Problem to solve: Print out the entries below with no edits.

Collection entries
--- START ---

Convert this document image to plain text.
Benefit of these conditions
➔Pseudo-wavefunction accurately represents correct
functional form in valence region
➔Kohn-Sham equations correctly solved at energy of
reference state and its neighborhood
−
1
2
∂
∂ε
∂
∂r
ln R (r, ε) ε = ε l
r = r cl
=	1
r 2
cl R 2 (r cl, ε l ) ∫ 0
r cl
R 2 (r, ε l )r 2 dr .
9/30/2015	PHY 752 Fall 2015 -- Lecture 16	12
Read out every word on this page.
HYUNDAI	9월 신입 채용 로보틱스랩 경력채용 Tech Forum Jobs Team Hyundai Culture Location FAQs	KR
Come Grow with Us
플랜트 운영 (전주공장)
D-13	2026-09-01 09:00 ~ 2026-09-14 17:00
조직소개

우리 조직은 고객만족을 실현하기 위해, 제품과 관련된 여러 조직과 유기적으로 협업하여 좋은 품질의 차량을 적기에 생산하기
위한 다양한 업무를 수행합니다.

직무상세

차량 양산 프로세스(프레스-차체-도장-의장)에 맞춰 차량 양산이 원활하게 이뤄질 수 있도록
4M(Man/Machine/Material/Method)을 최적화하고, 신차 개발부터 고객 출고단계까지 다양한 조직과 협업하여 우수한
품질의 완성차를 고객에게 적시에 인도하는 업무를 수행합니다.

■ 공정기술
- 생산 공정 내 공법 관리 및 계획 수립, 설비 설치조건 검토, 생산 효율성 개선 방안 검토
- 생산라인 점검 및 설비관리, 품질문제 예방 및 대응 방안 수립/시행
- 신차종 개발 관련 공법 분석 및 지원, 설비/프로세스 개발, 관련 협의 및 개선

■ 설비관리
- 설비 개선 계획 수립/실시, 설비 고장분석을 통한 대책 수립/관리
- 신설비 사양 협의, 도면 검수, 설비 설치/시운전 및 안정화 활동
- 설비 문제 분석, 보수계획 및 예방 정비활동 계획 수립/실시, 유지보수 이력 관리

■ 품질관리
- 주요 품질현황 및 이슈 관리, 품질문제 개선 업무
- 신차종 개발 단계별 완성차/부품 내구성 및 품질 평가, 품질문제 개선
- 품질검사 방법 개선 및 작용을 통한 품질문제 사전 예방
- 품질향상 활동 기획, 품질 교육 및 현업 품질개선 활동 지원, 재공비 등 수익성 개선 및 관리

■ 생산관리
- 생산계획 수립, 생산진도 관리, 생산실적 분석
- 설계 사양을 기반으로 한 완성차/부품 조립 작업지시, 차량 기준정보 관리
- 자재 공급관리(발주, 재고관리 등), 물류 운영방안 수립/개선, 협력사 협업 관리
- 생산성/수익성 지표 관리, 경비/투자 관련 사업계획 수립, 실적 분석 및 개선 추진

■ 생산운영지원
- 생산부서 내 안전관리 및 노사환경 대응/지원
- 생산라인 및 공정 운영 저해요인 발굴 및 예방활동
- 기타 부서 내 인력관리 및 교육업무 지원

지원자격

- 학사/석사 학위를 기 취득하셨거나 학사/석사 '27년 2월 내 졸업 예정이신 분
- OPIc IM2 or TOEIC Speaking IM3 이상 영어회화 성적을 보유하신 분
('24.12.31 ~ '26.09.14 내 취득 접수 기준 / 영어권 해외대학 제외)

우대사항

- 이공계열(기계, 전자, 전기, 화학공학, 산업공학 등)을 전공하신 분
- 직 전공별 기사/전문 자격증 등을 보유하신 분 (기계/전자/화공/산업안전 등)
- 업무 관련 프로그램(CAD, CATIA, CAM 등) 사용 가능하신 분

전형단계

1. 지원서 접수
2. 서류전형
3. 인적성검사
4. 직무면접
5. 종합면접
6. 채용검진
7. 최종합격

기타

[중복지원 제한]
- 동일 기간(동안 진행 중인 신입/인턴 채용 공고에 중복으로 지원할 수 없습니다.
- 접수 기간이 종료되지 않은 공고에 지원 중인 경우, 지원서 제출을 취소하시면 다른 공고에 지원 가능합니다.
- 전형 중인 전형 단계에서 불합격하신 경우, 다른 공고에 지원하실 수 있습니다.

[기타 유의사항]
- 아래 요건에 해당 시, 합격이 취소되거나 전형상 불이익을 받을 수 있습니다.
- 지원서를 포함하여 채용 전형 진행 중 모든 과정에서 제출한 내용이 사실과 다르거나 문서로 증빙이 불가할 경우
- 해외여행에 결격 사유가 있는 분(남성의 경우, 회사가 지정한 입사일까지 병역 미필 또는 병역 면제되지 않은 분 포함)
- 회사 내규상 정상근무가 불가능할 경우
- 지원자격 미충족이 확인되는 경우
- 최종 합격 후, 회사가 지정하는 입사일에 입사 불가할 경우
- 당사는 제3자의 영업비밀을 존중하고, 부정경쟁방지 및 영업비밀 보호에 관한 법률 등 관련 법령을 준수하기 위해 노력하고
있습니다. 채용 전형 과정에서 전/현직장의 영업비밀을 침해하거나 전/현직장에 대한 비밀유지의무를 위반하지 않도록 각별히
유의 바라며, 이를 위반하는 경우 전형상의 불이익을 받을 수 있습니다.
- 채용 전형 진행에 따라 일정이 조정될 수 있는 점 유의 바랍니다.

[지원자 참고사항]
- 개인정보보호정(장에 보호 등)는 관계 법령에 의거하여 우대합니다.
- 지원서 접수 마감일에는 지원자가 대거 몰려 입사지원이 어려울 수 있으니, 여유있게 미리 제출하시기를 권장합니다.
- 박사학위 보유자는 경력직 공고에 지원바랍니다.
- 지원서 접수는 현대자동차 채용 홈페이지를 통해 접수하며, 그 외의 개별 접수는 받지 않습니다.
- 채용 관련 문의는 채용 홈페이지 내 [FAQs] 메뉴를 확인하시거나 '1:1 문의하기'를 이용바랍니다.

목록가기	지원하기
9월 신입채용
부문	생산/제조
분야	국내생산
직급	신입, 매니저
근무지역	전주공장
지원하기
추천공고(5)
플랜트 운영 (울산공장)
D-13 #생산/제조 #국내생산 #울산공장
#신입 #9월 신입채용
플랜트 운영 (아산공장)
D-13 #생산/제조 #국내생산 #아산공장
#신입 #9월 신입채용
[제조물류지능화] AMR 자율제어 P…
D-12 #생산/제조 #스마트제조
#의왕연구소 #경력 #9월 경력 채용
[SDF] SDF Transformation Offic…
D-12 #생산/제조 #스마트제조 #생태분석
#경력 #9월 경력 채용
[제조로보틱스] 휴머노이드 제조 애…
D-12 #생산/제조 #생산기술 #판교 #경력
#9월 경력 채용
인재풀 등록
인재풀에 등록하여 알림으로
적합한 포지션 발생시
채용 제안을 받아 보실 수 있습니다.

--- END ---

Written response:
Convert this document image to plain text.
Benefit of these conditions
➔Pseudo-wavefunction accurately represents correct
functional form in valence region
➔Kohn-Sham equations correctly solved at energy of
reference state and its neighborhood
−
1
2
∂
∂ε
∂
∂r
ln R (r, ε) ε = ε l
r = r cl
=	1
r 2
cl R 2 (r cl, ε l ) ∫ 0
r cl
R 2 (r, ε l )r 2 dr .
9/30/2015	PHY 752 Fall 2015 -- Lecture 16	12
Read out every word on this page.
HYUNDAI	9월 신입 채용 로보틱스랩 경력채용 Tech Forum Jobs Team Hyundai Culture Location FAQs	KR
Come Grow with Us
플랜트 운영 (전주공장)
D-13	2026-09-01 09:00 ~ 2026-09-14 17:00
조직소개

우리 조직은 고객만족을 실현하기 위해, 제품과 관련된 여러 조직과 유기적으로 협업하여 좋은 품질의 차량을 적기에 생산하기
위한 다양한 업무를 수행합니다.

직무상세

차량 양산 프로세스(프레스-차체-도장-의장)에 맞춰 차량 양산이 원활하게 이뤄질 수 있도록
4M(Man/Machine/Material/Method)을 최적화하고, 신차 개발부터 고객 출고단계까지 다양한 조직과 협업하여 우수한
품질의 완성차를 고객에게 적시에 인도하는 업무를 수행합니다.

■ 공정기술
- 생산 공정 내 공법 관리 및 계획 수립, 설비 설치조건 검토, 생산 효율성 개선 방안 검토
- 생산라인 점검 및 설비관리, 품질문제 예방 및 대응 방안 수립/시행
- 신차종 개발 관련 공법 분석 및 지원, 설비/프로세스 개발, 관련 협의 및 개선

■ 설비관리
- 설비 개선 계획 수립/실시, 설비 고장분석을 통한 대책 수립/관리
- 신설비 사양 협의, 도면 검수, 설비 설치/시운전 및 안정화 활동
- 설비 문제 분석, 보수계획 및 예방 정비활동 계획 수립/실시, 유지보수 이력 관리

■ 품질관리
- 주요 품질현황 및 이슈 관리, 품질문제 개선 업무
- 신차종 개발 단계별 완성차/부품 내구성 및 품질 평가, 품질문제 개선
- 품질검사 방법 개선 및 작용을 통한 품질문제 사전 예방
- 품질향상 활동 기획, 품질 교육 및 현업 품질개선 활동 지원, 재공비 등 수익성 개선 및 관리

■ 생산관리
- 생산계획 수립, 생산진도 관리, 생산실적 분석
- 설계 사양을 기반으로 한 완성차/부품 조립 작업지시, 차량 기준정보 관리
- 자재 공급관리(발주, 재고관리 등), 물류 운영방안 수립/개선, 협력사 협업 관리
- 생산성/수익성 지표 관리, 경비/투자 관련 사업계획 수립, 실적 분석 및 개선 추진

■ 생산운영지원
- 생산부서 내 안전관리 및 노사환경 대응/지원
- 생산라인 및 공정 운영 저해요인 발굴 및 예방활동
- 기타 부서 내 인력관리 및 교육업무 지원

지원자격

- 학사/석사 학위를 기 취득하셨거나 학사/석사 '27년 2월 내 졸업 예정이신 분
- OPIc IM2 or TOEIC Speaking IM3 이상 영어회화 성적을 보유하신 분
('24.12.31 ~ '26.09.14 내 취득 접수 기준 / 영어권 해외대학 제외)

우대사항

- 이공계열(기계, 전자, 전기, 화학공학, 산업공학 등)을 전공하신 분
- 직 전공별 기사/전문 자격증 등을 보유하신 분 (기계/전자/화공/산업안전 등)
- 업무 관련 프로그램(CAD, CATIA, CAM 등) 사용 가능하신 분

전형단계

1. 지원서 접수
2. 서류전형
3. 인적성검사
4. 직무면접
5. 종합면접
6. 채용검진
7. 최종합격

기타

[중복지원 제한]
- 동일 기간(동안 진행 중인 신입/인턴 채용 공고에 중복으로 지원할 수 없습니다.
- 접수 기간이 종료되지 않은 공고에 지원 중인 경우, 지원서 제출을 취소하시면 다른 공고에 지원 가능합니다.
- 전형 중인 전형 단계에서 불합격하신 경우, 다른 공고에 지원하실 수 있습니다.

[기타 유의사항]
- 아래 요건에 해당 시, 합격이 취소되거나 전형상 불이익을 받을 수 있습니다.
- 지원서를 포함하여 채용 전형 진행 중 모든 과정에서 제출한 내용이 사실과 다르거나 문서로 증빙이 불가할 경우
- 해외여행에 결격 사유가 있는 분(남성의 경우, 회사가 지정한 입사일까지 병역 미필 또는 병역 면제되지 않은 분 포함)
- 회사 내규상 정상근무가 불가능할 경우
- 지원자격 미충족이 확인되는 경우
- 최종 합격 후, 회사가 지정하는 입사일에 입사 불가할 경우
- 당사는 제3자의 영업비밀을 존중하고, 부정경쟁방지 및 영업비밀 보호에 관한 법률 등 관련 법령을 준수하기 위해 노력하고
있습니다. 채용 전형 과정에서 전/현직장의 영업비밀을 침해하거나 전/현직장에 대한 비밀유지의무를 위반하지 않도록 각별히
유의 바라며, 이를 위반하는 경우 전형상의 불이익을 받을 수 있습니다.
- 채용 전형 진행에 따라 일정이 조정될 수 있는 점 유의 바랍니다.

[지원자 참고사항]
- 개인정보보호정(장에 보호 등)는 관계 법령에 의거하여 우대합니다.
- 지원서 접수 마감일에는 지원자가 대거 몰려 입사지원이 어려울 수 있으니, 여유있게 미리 제출하시기를 권장합니다.
- 박사학위 보유자는 경력직 공고에 지원바랍니다.
- 지원서 접수는 현대자동차 채용 홈페이지를 통해 접수하며, 그 외의 개별 접수는 받지 않습니다.
- 채용 관련 문의는 채용 홈페이지 내 [FAQs] 메뉴를 확인하시거나 '1:1 문의하기'를 이용바랍니다.

목록가기	지원하기
9월 신입채용
부문	생산/제조
분야	국내생산
직급	신입, 매니저
근무지역	전주공장
지원하기
추천공고(5)
플랜트 운영 (울산공장)
D-13 #생산/제조 #국내생산 #울산공장
#신입 #9월 신입채용
플랜트 운영 (아산공장)
D-13 #생산/제조 #국내생산 #아산공장
#신입 #9월 신입채용
[제조물류지능화] AMR 자율제어 P…
D-12 #생산/제조 #스마트제조
#의왕연구소 #경력 #9월 경력 채용
[SDF] SDF Transformation Offic…
D-12 #생산/제조 #스마트제조 #생태분석
#경력 #9월 경력 채용
[제조로보틱스] 휴머노이드 제조 애…
D-12 #생산/제조 #생산기술 #판교 #경력
#9월 경력 채용
인재풀 등록
인재풀에 등록하여 알림으로
적합한 포지션 발생시
채용 제안을 받아 보실 수 있습니다.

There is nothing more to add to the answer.